Wednesday, April 6, 2016

On Data Files and Configuration in Delphi Programs

On a Delphi programmer's group on Facebook the other day, someone asked a question about configuration files. They were going to use an INI file to hold their data, and someone suggested the Registry.  I chimed in that I find INI files superior to Registry files, with the provision that perhaps one exception to that might be if your application needs to configure where its textual configuration files are. The reasons why textual configuration files (in json or ini format) are better than the registry are:


  • Because it's easier to back up and restore application state.
  • Because for your support people, reading and inspecting a text file is easier than finding and inspecting the registry, which is in the end like one enormous INI file that describes the state of your entire system.
  • Because even if the system won't boot any more, it's easy to get that configuration data and copy it off that machine, just by booting from a live CD image like GPARTED or by slapping a completely dead PC's disk in another machine after the motherboard died.  In my career this has turned out to be a good choice when customers were told to make a backup and they didn't. Data recovery has saved my customer's bacon when they didn't do the backups they were taught and told to do.
  • In my automated bug report submission systems, using MadExcept (or you could use EurekaLog), I find it helpful to attach log files (showing what happened to the app recently, on the client and the server side) and even some of the configuration files, so you know what options the user has configured.

### ENTRIES SHOWN

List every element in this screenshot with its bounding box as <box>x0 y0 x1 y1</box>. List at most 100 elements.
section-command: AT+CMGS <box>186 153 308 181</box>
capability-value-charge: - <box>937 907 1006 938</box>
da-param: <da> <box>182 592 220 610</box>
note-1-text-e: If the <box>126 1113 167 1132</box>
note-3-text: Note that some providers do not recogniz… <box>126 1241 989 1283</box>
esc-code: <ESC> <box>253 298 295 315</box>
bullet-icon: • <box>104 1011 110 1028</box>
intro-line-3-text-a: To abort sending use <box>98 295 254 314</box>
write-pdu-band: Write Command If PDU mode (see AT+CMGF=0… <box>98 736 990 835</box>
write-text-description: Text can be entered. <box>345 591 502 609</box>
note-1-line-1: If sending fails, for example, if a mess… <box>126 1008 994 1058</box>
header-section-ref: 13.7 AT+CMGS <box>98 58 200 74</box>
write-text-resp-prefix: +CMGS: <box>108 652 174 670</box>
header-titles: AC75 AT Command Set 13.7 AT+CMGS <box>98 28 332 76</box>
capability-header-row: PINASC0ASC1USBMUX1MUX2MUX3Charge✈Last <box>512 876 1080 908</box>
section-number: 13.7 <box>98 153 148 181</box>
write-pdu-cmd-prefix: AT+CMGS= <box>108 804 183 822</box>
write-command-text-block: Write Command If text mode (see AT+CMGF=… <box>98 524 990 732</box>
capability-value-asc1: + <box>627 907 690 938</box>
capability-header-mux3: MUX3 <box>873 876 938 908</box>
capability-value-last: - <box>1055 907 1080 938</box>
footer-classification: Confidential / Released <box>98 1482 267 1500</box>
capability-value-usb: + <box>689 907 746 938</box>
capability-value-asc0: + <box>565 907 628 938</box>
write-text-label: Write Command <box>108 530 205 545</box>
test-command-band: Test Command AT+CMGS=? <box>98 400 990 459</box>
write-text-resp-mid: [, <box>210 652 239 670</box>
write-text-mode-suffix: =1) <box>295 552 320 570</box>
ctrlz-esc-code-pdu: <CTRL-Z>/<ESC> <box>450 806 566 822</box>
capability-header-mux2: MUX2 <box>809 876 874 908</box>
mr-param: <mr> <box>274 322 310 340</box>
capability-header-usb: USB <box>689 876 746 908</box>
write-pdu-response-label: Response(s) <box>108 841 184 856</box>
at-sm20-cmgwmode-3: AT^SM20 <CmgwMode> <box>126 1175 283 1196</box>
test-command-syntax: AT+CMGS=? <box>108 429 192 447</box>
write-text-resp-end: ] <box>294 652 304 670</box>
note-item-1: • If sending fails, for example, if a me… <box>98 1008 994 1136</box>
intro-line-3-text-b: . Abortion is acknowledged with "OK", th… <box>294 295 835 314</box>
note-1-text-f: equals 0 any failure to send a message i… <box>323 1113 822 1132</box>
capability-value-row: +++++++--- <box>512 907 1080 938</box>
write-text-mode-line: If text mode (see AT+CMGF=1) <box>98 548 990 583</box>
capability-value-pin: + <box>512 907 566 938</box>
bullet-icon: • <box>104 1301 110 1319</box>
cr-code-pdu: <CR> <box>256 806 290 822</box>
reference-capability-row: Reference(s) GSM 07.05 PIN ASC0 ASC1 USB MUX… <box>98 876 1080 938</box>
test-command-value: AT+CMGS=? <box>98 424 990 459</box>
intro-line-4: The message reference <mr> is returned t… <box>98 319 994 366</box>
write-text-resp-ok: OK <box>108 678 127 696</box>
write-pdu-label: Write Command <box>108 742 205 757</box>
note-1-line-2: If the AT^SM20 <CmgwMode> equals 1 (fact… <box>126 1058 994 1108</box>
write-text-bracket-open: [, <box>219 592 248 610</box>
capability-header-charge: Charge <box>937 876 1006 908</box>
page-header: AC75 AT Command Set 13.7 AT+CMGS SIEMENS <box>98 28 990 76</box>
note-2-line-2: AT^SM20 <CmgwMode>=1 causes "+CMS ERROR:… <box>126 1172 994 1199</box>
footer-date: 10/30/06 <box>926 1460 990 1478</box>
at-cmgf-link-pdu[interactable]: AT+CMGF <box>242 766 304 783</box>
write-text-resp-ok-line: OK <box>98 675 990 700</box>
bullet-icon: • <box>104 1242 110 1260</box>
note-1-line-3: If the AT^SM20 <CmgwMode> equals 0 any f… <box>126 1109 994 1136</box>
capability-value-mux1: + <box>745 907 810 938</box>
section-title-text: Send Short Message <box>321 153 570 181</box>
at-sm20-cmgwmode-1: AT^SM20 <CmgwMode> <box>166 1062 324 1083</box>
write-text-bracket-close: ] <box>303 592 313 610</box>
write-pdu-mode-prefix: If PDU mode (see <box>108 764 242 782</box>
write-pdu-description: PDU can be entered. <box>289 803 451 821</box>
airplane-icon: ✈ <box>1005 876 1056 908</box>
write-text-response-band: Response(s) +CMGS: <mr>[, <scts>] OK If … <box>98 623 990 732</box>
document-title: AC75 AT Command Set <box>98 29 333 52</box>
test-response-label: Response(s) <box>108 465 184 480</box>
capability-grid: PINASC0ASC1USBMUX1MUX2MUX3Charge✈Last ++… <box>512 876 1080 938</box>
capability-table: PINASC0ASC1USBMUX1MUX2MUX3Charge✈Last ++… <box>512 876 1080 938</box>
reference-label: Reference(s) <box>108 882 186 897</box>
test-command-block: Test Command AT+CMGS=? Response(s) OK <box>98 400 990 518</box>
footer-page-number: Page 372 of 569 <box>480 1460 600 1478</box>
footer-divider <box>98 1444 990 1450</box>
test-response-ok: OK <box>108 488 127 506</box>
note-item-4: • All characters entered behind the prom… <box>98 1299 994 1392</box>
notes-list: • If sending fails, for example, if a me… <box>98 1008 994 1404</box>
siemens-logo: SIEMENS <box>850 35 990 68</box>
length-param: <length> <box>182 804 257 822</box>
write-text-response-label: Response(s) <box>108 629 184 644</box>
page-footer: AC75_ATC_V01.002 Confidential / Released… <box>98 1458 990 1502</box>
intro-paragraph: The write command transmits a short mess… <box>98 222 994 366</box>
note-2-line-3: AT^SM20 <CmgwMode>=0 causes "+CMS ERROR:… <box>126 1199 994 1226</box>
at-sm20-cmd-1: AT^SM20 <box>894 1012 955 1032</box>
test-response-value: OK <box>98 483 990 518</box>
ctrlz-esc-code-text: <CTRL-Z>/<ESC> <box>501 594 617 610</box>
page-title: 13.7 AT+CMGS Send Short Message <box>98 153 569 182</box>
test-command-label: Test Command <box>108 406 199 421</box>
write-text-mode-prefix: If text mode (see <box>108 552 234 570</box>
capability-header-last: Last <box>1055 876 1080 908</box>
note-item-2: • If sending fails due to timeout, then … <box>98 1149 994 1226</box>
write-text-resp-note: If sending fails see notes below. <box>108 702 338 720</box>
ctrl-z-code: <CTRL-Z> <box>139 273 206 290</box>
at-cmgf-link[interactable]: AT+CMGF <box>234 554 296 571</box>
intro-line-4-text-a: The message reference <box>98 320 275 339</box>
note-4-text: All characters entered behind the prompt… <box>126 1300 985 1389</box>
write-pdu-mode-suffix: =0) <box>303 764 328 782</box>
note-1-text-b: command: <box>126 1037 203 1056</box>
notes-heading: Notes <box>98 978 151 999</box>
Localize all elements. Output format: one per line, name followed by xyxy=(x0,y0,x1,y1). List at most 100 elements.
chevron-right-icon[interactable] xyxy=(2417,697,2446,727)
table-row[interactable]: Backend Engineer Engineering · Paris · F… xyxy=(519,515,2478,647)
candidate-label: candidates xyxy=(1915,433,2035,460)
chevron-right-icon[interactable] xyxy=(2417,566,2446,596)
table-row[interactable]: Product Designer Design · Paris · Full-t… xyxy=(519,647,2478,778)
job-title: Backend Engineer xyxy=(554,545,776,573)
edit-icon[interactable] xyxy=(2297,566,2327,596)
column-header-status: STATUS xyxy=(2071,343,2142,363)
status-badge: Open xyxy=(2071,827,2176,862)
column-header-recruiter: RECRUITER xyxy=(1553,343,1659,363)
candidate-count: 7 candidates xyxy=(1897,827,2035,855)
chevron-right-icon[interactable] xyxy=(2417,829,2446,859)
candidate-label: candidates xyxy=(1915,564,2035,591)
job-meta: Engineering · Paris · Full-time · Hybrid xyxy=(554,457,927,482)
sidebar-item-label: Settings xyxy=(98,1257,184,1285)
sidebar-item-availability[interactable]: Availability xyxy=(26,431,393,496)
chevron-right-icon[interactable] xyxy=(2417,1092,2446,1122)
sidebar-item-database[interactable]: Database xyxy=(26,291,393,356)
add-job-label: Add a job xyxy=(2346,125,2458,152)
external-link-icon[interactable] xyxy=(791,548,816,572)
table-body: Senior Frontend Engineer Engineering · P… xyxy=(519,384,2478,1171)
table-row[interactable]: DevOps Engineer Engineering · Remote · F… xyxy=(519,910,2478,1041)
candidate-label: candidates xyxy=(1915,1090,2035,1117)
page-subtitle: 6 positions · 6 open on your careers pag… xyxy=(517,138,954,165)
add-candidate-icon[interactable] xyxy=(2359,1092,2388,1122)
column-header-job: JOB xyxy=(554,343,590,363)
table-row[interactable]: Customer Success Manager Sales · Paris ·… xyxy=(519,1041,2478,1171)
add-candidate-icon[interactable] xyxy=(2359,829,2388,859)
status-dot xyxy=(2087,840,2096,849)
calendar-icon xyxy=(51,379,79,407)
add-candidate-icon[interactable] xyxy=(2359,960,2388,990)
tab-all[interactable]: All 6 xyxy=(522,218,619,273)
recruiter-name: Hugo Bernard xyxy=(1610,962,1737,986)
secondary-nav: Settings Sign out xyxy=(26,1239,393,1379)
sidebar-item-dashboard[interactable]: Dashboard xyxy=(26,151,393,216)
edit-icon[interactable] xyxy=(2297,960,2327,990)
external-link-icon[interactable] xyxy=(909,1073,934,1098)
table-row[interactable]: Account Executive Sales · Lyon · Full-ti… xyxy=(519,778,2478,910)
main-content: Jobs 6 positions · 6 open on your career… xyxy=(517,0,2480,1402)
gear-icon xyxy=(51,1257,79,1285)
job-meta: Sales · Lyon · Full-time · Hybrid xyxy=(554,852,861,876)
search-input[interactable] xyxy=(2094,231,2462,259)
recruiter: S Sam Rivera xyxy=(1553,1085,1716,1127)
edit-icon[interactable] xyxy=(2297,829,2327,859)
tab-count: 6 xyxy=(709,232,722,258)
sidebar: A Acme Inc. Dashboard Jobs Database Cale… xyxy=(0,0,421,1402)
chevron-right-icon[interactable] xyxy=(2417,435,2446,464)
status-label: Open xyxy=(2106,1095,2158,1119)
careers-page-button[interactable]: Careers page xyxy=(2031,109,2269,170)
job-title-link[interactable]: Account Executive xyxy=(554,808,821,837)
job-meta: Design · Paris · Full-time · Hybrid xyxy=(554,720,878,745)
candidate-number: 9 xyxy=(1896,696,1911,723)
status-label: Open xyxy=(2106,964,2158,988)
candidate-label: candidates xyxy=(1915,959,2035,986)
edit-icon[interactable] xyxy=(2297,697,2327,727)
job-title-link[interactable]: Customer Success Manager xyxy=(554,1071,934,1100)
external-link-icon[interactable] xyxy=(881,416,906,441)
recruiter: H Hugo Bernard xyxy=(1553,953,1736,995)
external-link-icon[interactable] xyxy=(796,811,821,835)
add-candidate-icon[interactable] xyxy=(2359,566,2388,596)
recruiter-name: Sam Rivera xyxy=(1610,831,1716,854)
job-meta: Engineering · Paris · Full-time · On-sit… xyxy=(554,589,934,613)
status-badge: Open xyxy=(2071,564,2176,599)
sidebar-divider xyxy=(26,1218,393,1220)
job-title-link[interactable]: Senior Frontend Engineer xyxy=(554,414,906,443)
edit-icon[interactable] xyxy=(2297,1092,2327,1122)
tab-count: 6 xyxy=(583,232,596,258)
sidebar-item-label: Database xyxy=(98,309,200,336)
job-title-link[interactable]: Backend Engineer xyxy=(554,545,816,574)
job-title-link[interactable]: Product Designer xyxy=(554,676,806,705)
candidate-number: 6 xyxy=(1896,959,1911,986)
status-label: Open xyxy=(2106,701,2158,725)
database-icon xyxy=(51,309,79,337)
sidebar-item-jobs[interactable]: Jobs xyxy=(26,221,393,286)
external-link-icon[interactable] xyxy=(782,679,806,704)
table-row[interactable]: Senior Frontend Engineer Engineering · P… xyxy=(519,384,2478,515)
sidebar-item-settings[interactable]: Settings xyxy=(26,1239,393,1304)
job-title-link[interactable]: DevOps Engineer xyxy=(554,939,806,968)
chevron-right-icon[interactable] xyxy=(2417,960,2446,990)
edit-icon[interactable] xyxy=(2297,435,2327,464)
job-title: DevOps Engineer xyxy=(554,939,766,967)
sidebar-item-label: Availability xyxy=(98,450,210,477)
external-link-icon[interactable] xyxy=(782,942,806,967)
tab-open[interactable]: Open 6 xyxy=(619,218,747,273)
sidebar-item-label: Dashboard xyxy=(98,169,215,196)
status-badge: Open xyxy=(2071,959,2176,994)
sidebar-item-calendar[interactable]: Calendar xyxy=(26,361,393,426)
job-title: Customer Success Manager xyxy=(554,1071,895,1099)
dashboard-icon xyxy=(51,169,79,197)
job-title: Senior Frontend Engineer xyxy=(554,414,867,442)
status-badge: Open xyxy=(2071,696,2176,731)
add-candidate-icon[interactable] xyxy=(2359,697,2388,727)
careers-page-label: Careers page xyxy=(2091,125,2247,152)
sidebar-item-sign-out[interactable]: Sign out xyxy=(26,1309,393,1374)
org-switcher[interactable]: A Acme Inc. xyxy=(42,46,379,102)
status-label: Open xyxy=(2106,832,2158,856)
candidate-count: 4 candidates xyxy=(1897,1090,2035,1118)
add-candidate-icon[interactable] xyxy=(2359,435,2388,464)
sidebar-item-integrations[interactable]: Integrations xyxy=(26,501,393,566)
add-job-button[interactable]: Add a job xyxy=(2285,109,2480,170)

### THE PROBLEM
After the material, output the post about Delphi configuration files word for word, everything from "On Data Files" down to "restore application state.".

### RESPONSE FOR THIS EXERCISE
On Data Files and Configuration in Delphi Programs

On a Delphi programmer's group on Facebook the other day, someone asked a question about configuration files. They were going to use an INI file to hold their data, and someone suggested the Registry.  I chimed in that I find INI files superior to Registry files, with the provision that perhaps one exception to that might be if your application needs to configure where its textual configuration files are. The reasons why textual configuration files (in json or ini format) are better than the registry are:


  • Because it's easier to back up and restore application state.